- _DIRECTION_:
Using the listing below, select the lines with the word "MLFB" and copy them.

- _MATERIAL SHOWN_:
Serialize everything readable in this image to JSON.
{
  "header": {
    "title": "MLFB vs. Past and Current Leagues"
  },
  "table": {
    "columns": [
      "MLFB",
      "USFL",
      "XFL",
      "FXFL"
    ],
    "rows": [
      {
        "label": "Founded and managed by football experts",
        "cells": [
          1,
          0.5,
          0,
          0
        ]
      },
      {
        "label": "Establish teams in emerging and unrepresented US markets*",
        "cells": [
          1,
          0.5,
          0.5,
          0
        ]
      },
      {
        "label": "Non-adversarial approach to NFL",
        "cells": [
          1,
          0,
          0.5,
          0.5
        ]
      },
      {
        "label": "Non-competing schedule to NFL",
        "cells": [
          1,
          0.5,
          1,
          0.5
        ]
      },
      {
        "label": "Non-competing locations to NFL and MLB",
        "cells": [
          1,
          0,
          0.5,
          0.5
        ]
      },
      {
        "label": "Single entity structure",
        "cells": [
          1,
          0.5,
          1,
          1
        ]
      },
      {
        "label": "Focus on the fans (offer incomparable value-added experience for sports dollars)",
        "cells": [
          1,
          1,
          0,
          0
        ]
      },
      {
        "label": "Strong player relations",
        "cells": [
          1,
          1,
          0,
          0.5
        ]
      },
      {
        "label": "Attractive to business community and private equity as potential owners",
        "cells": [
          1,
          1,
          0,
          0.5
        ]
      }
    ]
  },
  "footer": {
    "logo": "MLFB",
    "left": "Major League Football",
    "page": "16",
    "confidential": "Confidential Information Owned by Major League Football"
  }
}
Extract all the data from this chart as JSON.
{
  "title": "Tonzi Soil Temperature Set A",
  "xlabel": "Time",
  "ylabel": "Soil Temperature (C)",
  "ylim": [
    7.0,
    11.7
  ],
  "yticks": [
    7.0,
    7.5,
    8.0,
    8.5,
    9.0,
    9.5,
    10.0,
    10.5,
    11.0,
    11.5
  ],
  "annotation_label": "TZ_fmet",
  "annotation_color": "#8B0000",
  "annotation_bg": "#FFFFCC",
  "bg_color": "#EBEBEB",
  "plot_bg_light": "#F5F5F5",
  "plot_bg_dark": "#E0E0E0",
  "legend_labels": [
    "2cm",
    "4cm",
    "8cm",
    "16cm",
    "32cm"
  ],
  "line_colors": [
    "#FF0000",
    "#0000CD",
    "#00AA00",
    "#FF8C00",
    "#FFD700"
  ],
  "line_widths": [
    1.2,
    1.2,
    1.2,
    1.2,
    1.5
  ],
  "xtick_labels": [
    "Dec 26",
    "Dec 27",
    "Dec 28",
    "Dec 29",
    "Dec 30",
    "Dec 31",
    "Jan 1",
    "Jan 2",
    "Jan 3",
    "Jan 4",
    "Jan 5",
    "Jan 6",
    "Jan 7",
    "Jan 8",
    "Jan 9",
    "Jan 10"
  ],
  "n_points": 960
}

- _ANSWER IN FULL_:
    "title": "MLFB vs. Past and Current Leagues"
      "MLFB",
    "logo": "MLFB",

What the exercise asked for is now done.